**Given task**
Each entry that follows is to be retyped exactly. Pictures do not belong in the copy.

**Data for processing**

** begin **

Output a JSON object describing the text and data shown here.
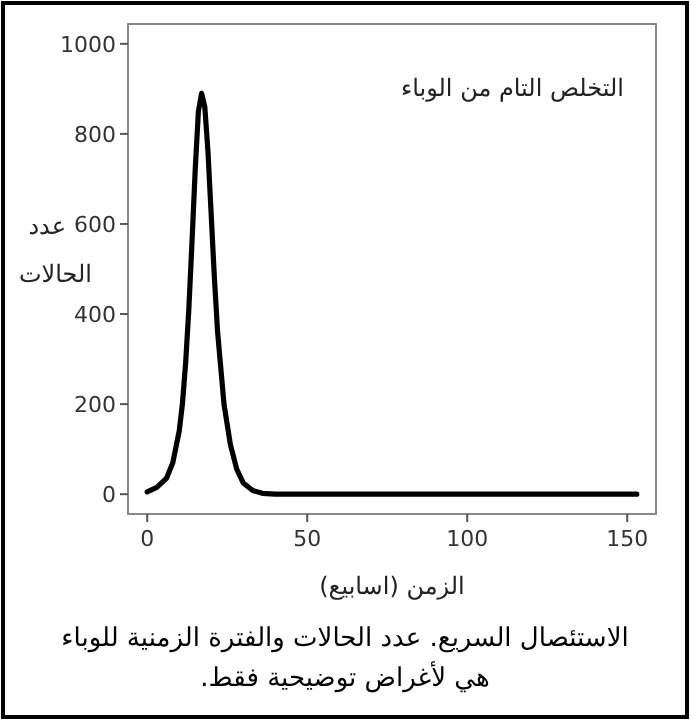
{
  "chart_data": {
    "type": "line",
    "xlabel": "الزمن (اسابيع)",
    "ylabel": "عدد الحالات",
    "x": [
      0,
      3,
      6,
      8,
      10,
      11,
      12,
      13,
      14,
      15,
      16,
      17,
      18,
      19,
      20,
      21,
      22,
      24,
      26,
      28,
      30,
      33,
      36,
      40,
      60,
      100,
      153
    ],
    "series": [
      {
        "color": "#000000",
        "values": [
          5,
          15,
          35,
          70,
          140,
          200,
          290,
          410,
          560,
          720,
          850,
          890,
          860,
          760,
          620,
          480,
          360,
          200,
          110,
          55,
          25,
          8,
          2,
          0,
          0,
          0,
          0
        ]
      }
    ],
    "xlim": [
      -6,
      159
    ],
    "ylim": [
      -44,
      1044
    ],
    "xticks": [
      0,
      50,
      100,
      150
    ],
    "yticks": [
      0,
      200,
      400,
      600,
      800,
      1000
    ],
    "grid": false,
    "marker": "none",
    "line_style": "solid",
    "annotations": [
      "التخلص التام من الوباء",
      "الاستئصال السريع. عدد الحالات والفترة الزمنية للوباء هي لأغراض توضيحية فقط."
    ]
  }
}
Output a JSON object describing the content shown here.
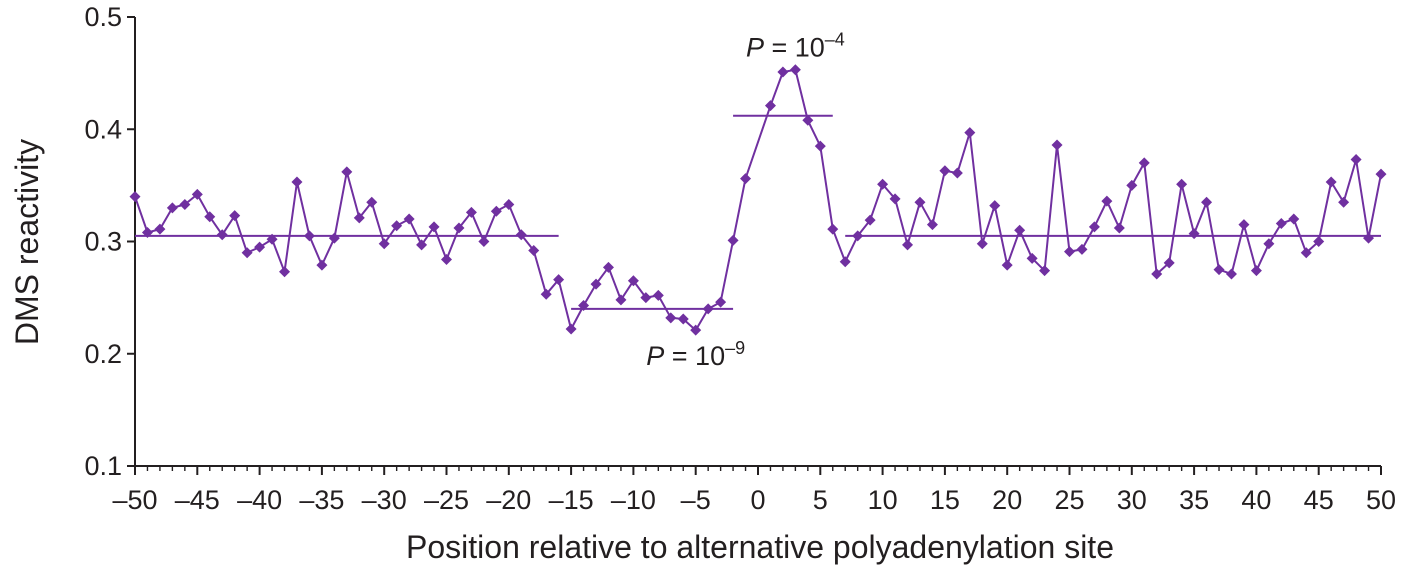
{
  "chart_data": {
    "type": "line",
    "xlabel": "Position relative to alternative polyadenylation site",
    "ylabel": "DMS reactivity",
    "xlim": [
      -50,
      50
    ],
    "ylim": [
      0.1,
      0.5
    ],
    "x_ticks": [
      "–50",
      "–45",
      "–40",
      "–35",
      "–30",
      "–25",
      "–20",
      "–15",
      "–10",
      "–5",
      "0",
      "5",
      "10",
      "15",
      "20",
      "25",
      "30",
      "35",
      "40",
      "45",
      "50"
    ],
    "y_ticks": [
      "0.1",
      "0.2",
      "0.3",
      "0.4",
      "0.5"
    ],
    "grid": false,
    "color": "#7030a0",
    "series": [
      {
        "x": [
          -50,
          -49,
          -48,
          -47,
          -46,
          -45,
          -44,
          -43,
          -42,
          -41,
          -40,
          -39,
          -38,
          -37,
          -36,
          -35,
          -34,
          -33,
          -32,
          -31,
          -30,
          -29,
          -28,
          -27,
          -26,
          -25,
          -24,
          -23,
          -22,
          -21,
          -20,
          -19,
          -18,
          -17,
          -16,
          -15,
          -14,
          -13,
          -12,
          -11,
          -10,
          -9,
          -8,
          -7,
          -6,
          -5,
          -4,
          -3,
          -2,
          -1,
          1,
          2,
          3,
          4,
          5,
          6,
          7,
          8,
          9,
          10,
          11,
          12,
          13,
          14,
          15,
          16,
          17,
          18,
          19,
          20,
          21,
          22,
          23,
          24,
          25,
          26,
          27,
          28,
          29,
          30,
          31,
          32,
          33,
          34,
          35,
          36,
          37,
          38,
          39,
          40,
          41,
          42,
          43,
          44,
          45,
          46,
          47,
          48,
          49,
          50
        ],
        "y": [
          0.34,
          0.308,
          0.311,
          0.33,
          0.333,
          0.342,
          0.322,
          0.306,
          0.323,
          0.29,
          0.295,
          0.302,
          0.273,
          0.353,
          0.305,
          0.279,
          0.303,
          0.362,
          0.321,
          0.335,
          0.298,
          0.314,
          0.32,
          0.297,
          0.313,
          0.284,
          0.312,
          0.326,
          0.3,
          0.327,
          0.333,
          0.306,
          0.292,
          0.253,
          0.266,
          0.222,
          0.243,
          0.262,
          0.277,
          0.248,
          0.265,
          0.25,
          0.252,
          0.232,
          0.231,
          0.221,
          0.24,
          0.246,
          0.301,
          0.356,
          0.421,
          0.451,
          0.453,
          0.408,
          0.385,
          0.311,
          0.282,
          0.305,
          0.319,
          0.351,
          0.338,
          0.297,
          0.335,
          0.315,
          0.363,
          0.361,
          0.397,
          0.298,
          0.332,
          0.279,
          0.31,
          0.285,
          0.274,
          0.386,
          0.291,
          0.293,
          0.313,
          0.336,
          0.312,
          0.35,
          0.37,
          0.271,
          0.281,
          0.351,
          0.307,
          0.335,
          0.275,
          0.271,
          0.315,
          0.274,
          0.298,
          0.316,
          0.32,
          0.29,
          0.3,
          0.353,
          0.335,
          0.373,
          0.303,
          0.36
        ]
      }
    ],
    "mean_lines": [
      {
        "x_start": -50,
        "x_end": -16,
        "y": 0.305
      },
      {
        "x_start": -15,
        "x_end": -2,
        "y": 0.24
      },
      {
        "x_start": -2,
        "x_end": 6,
        "y": 0.412
      },
      {
        "x_start": 7,
        "x_end": 50,
        "y": 0.305
      }
    ],
    "annotations": [
      {
        "italic": "P",
        "text": " = 10",
        "exponent": "–4",
        "x": 3,
        "y": 0.465
      },
      {
        "italic": "P",
        "text": " = 10",
        "exponent": "–9",
        "x": -5,
        "y": 0.19
      }
    ]
  }
}
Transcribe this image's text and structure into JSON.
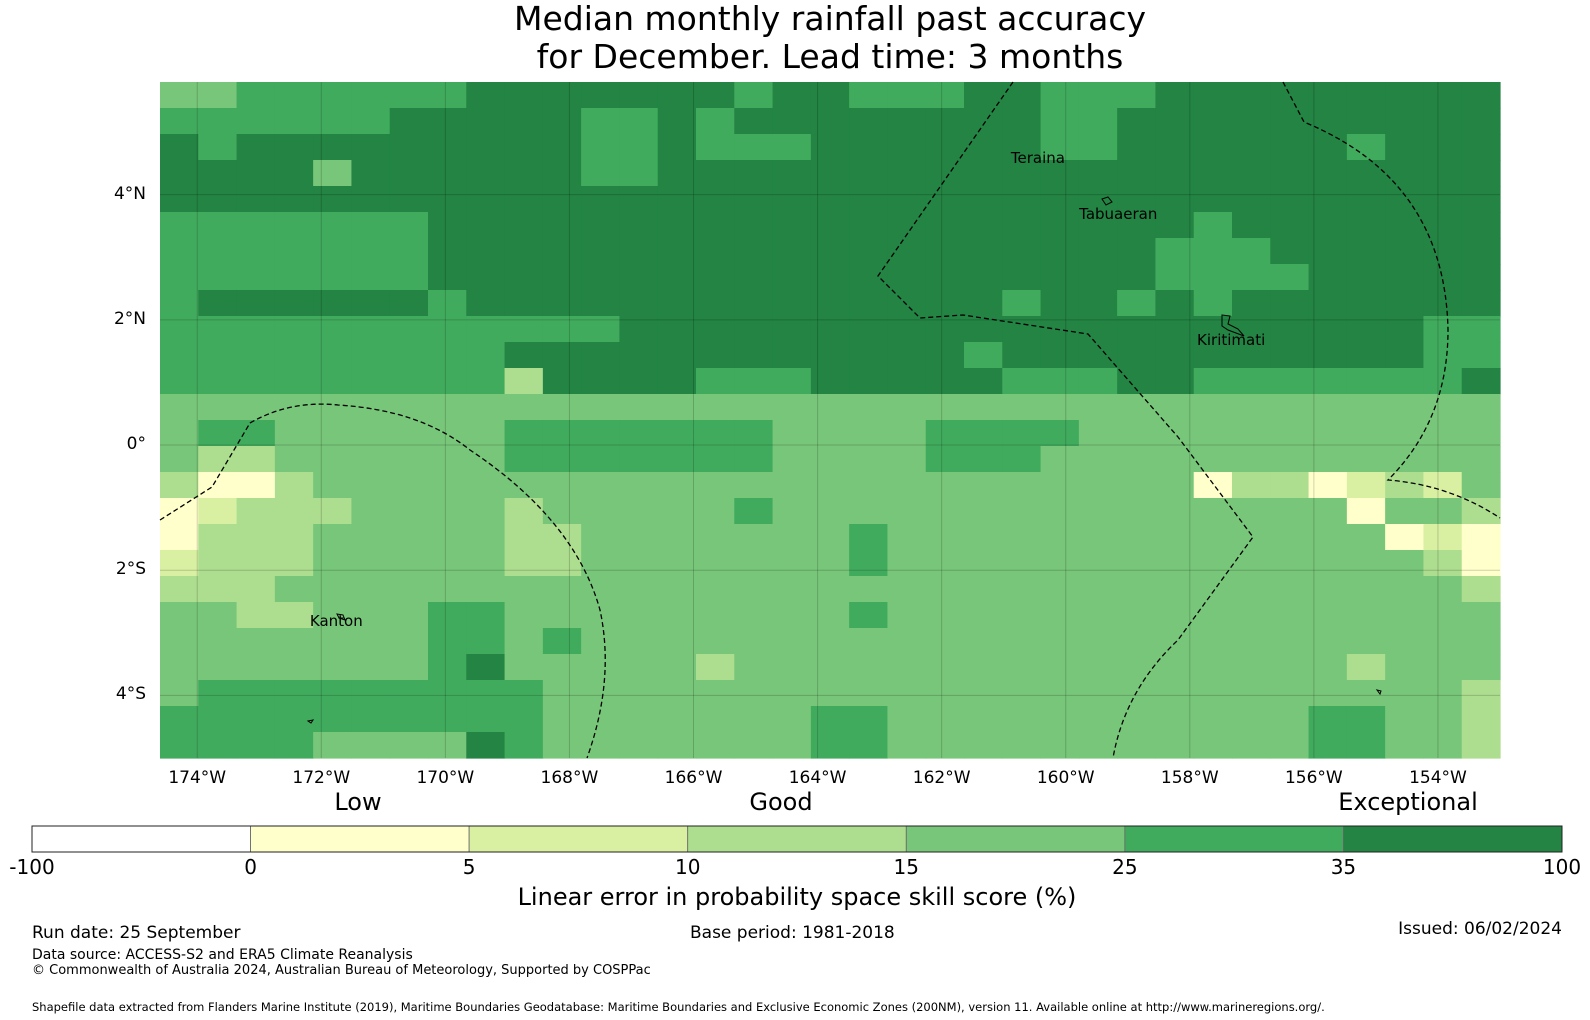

** end **

**Answer below**
Output a JSON object describing the text and data shown here.
{
  "chart_data": {
    "type": "line",
    "xlabel": "الزمن (اسابيع)",
    "ylabel": "عدد الحالات",
    "x": [
      0,
      3,
      6,
      8,
      10,
      11,
      12,
      13,
      14,
      15,
      16,
      17,
      18,
      19,
      20,
      21,
      22,
      24,
      26,
      28,
      30,
      33,
      36,
      40,
      60,
      100,
      153
    ],
    "series": [
      {
        "color": "#000000",
        "values": [
          5,
          15,
          35,
          70,
          140,
          200,
          290,
          410,
          560,
          720,
          850,
          890,
          860,
          760,
          620,
          480,
          360,
          200,
          110,
          55,
          25,
          8,
          2,
          0,
          0,
          0,
          0
        ]
      }
    ],
    "xlim": [
      -6,
      159
    ],
    "ylim": [
      -44,
      1044
    ],
    "xticks": [
      0,
      50,
      100,
      150
    ],
    "yticks": [
      0,
      200,
      400,
      600,
      800,
      1000
    ],
    "grid": false,
    "marker": "none",
    "line_style": "solid",
    "annotations": [
      "التخلص التام من الوباء",
      "الاستئصال السريع. عدد الحالات والفترة الزمنية للوباء هي لأغراض توضيحية فقط."
    ]
  }
}
Output a JSON object describing the content shown here.
{
  "chart_data": {
    "type": "line",
    "xlabel": "Position relative to alternative polyadenylation site",
    "ylabel": "DMS reactivity",
    "xlim": [
      -50,
      50
    ],
    "ylim": [
      0.1,
      0.5
    ],
    "x_ticks": [
      "–50",
      "–45",
      "–40",
      "–35",
      "–30",
      "–25",
      "–20",
      "–15",
      "–10",
      "–5",
      "0",
      "5",
      "10",
      "15",
      "20",
      "25",
      "30",
      "35",
      "40",
      "45",
      "50"
    ],
    "y_ticks": [
      "0.1",
      "0.2",
      "0.3",
      "0.4",
      "0.5"
    ],
    "grid": false,
    "color": "#7030a0",
    "series": [
      {
        "x": [
          -50,
          -49,
          -48,
          -47,
          -46,
          -45,
          -44,
          -43,
          -42,
          -41,
          -40,
          -39,
          -38,
          -37,
          -36,
          -35,
          -34,
          -33,
          -32,
          -31,
          -30,
          -29,
          -28,
          -27,
          -26,
          -25,
          -24,
          -23,
          -22,
          -21,
          -20,
          -19,
          -18,
          -17,
          -16,
          -15,
          -14,
          -13,
          -12,
          -11,
          -10,
          -9,
          -8,
          -7,
          -6,
          -5,
          -4,
          -3,
          -2,
          -1,
          1,
          2,
          3,
          4,
          5,
          6,
          7,
          8,
          9,
          10,
          11,
          12,
          13,
          14,
          15,
          16,
          17,
          18,
          19,
          20,
          21,
          22,
          23,
          24,
          25,
          26,
          27,
          28,
          29,
          30,
          31,
          32,
          33,
          34,
          35,
          36,
          37,
          38,
          39,
          40,
          41,
          42,
          43,
          44,
          45,
          46,
          47,
          48,
          49,
          50
        ],
        "y": [
          0.34,
          0.308,
          0.311,
          0.33,
          0.333,
          0.342,
          0.322,
          0.306,
          0.323,
          0.29,
          0.295,
          0.302,
          0.273,
          0.353,
          0.305,
          0.279,
          0.303,
          0.362,
          0.321,
          0.335,
          0.298,
          0.314,
          0.32,
          0.297,
          0.313,
          0.284,
          0.312,
          0.326,
          0.3,
          0.327,
          0.333,
          0.306,
          0.292,
          0.253,
          0.266,
          0.222,
          0.243,
          0.262,
          0.277,
          0.248,
          0.265,
          0.25,
          0.252,
          0.232,
          0.231,
          0.221,
          0.24,
          0.246,
          0.301,
          0.356,
          0.421,
          0.451,
          0.453,
          0.408,
          0.385,
          0.311,
          0.282,
          0.305,
          0.319,
          0.351,
          0.338,
          0.297,
          0.335,
          0.315,
          0.363,
          0.361,
          0.397,
          0.298,
          0.332,
          0.279,
          0.31,
          0.285,
          0.274,
          0.386,
          0.291,
          0.293,
          0.313,
          0.336,
          0.312,
          0.35,
          0.37,
          0.271,
          0.281,
          0.351,
          0.307,
          0.335,
          0.275,
          0.271,
          0.315,
          0.274,
          0.298,
          0.316,
          0.32,
          0.29,
          0.3,
          0.353,
          0.335,
          0.373,
          0.303,
          0.36
        ]
      }
    ],
    "mean_lines": [
      {
        "x_start": -50,
        "x_end": -16,
        "y": 0.305
      },
      {
        "x_start": -15,
        "x_end": -2,
        "y": 0.24
      },
      {
        "x_start": -2,
        "x_end": 6,
        "y": 0.412
      },
      {
        "x_start": 7,
        "x_end": 50,
        "y": 0.305
      }
    ],
    "annotations": [
      {
        "italic": "P",
        "text": " = 10",
        "exponent": "–4",
        "x": 3,
        "y": 0.465
      },
      {
        "italic": "P",
        "text": " = 10",
        "exponent": "–9",
        "x": -5,
        "y": 0.19
      }
    ]
  }
}
Transcribe this image's text and structure into JSON.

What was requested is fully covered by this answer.